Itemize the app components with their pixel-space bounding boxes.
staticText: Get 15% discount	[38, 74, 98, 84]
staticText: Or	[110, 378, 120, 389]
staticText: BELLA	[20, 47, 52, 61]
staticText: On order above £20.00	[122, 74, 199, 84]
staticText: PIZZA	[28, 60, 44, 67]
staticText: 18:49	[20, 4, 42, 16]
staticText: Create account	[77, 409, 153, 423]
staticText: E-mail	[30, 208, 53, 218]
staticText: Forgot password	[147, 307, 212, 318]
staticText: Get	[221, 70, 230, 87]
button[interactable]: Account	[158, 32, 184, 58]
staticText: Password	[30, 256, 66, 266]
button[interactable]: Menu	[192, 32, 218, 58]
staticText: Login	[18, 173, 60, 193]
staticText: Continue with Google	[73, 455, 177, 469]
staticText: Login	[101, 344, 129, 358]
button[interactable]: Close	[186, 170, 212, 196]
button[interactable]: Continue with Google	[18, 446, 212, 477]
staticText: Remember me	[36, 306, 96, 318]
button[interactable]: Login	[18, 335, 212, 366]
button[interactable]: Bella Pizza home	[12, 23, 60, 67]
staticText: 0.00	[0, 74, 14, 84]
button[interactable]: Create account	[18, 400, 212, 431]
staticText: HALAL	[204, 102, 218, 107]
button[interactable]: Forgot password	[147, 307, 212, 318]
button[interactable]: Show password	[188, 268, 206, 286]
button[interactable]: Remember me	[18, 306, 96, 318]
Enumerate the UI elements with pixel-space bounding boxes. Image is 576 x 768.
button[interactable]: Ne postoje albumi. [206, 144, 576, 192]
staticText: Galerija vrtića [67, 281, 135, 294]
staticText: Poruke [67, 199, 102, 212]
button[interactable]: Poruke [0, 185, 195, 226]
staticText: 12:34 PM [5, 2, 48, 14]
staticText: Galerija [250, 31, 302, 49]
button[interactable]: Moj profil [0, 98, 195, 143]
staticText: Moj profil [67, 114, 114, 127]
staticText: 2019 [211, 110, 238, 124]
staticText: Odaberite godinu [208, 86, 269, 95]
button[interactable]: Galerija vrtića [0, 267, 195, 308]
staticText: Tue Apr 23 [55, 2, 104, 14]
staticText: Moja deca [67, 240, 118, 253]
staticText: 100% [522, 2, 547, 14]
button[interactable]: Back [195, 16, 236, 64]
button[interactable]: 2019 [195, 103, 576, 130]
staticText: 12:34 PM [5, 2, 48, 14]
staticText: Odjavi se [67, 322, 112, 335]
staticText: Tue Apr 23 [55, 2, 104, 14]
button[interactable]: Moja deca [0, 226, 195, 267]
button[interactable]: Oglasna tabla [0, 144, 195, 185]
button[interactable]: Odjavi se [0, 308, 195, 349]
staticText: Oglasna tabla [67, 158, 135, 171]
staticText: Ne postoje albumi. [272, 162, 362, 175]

_What is being asked_
Return every line of the material above without any change, from the first line through the last.

_Solution for this exercise_
Itemize the app components with their pixel-space bounding boxes.
staticText: Get 15% discount	[38, 74, 98, 84]
staticText: Or	[110, 378, 120, 389]
staticText: BELLA	[20, 47, 52, 61]
staticText: On order above £20.00	[122, 74, 199, 84]
staticText: PIZZA	[28, 60, 44, 67]
staticText: 18:49	[20, 4, 42, 16]
staticText: Create account	[77, 409, 153, 423]
staticText: E-mail	[30, 208, 53, 218]
staticText: Forgot password	[147, 307, 212, 318]
staticText: Get	[221, 70, 230, 87]
button[interactable]: Account	[158, 32, 184, 58]
staticText: Password	[30, 256, 66, 266]
button[interactable]: Menu	[192, 32, 218, 58]
staticText: Login	[18, 173, 60, 193]
staticText: Continue with Google	[73, 455, 177, 469]
staticText: Login	[101, 344, 129, 358]
button[interactable]: Close	[186, 170, 212, 196]
button[interactable]: Continue with Google	[18, 446, 212, 477]
staticText: Remember me	[36, 306, 96, 318]
button[interactable]: Login	[18, 335, 212, 366]
button[interactable]: Bella Pizza home	[12, 23, 60, 67]
staticText: 0.00	[0, 74, 14, 84]
button[interactable]: Create account	[18, 400, 212, 431]
staticText: HALAL	[204, 102, 218, 107]
button[interactable]: Forgot password	[147, 307, 212, 318]
button[interactable]: Show password	[188, 268, 206, 286]
button[interactable]: Remember me	[18, 306, 96, 318]
Enumerate the UI elements with pixel-space bounding boxes. Image is 576 x 768.
button[interactable]: Ne postoje albumi. [206, 144, 576, 192]
staticText: Galerija vrtića [67, 281, 135, 294]
staticText: Poruke [67, 199, 102, 212]
button[interactable]: Poruke [0, 185, 195, 226]
staticText: 12:34 PM [5, 2, 48, 14]
staticText: Galerija [250, 31, 302, 49]
button[interactable]: Moj profil [0, 98, 195, 143]
staticText: Moj profil [67, 114, 114, 127]
staticText: 2019 [211, 110, 238, 124]
staticText: Odaberite godinu [208, 86, 269, 95]
button[interactable]: Galerija vrtića [0, 267, 195, 308]
staticText: Tue Apr 23 [55, 2, 104, 14]
staticText: Moja deca [67, 240, 118, 253]
staticText: 100% [522, 2, 547, 14]
button[interactable]: Back [195, 16, 236, 64]
button[interactable]: 2019 [195, 103, 576, 130]
staticText: 12:34 PM [5, 2, 48, 14]
staticText: Odjavi se [67, 322, 112, 335]
staticText: Tue Apr 23 [55, 2, 104, 14]
button[interactable]: Moja deca [0, 226, 195, 267]
button[interactable]: Oglasna tabla [0, 144, 195, 185]
button[interactable]: Odjavi se [0, 308, 195, 349]
staticText: Oglasna tabla [67, 158, 135, 171]
staticText: Ne postoje albumi. [272, 162, 362, 175]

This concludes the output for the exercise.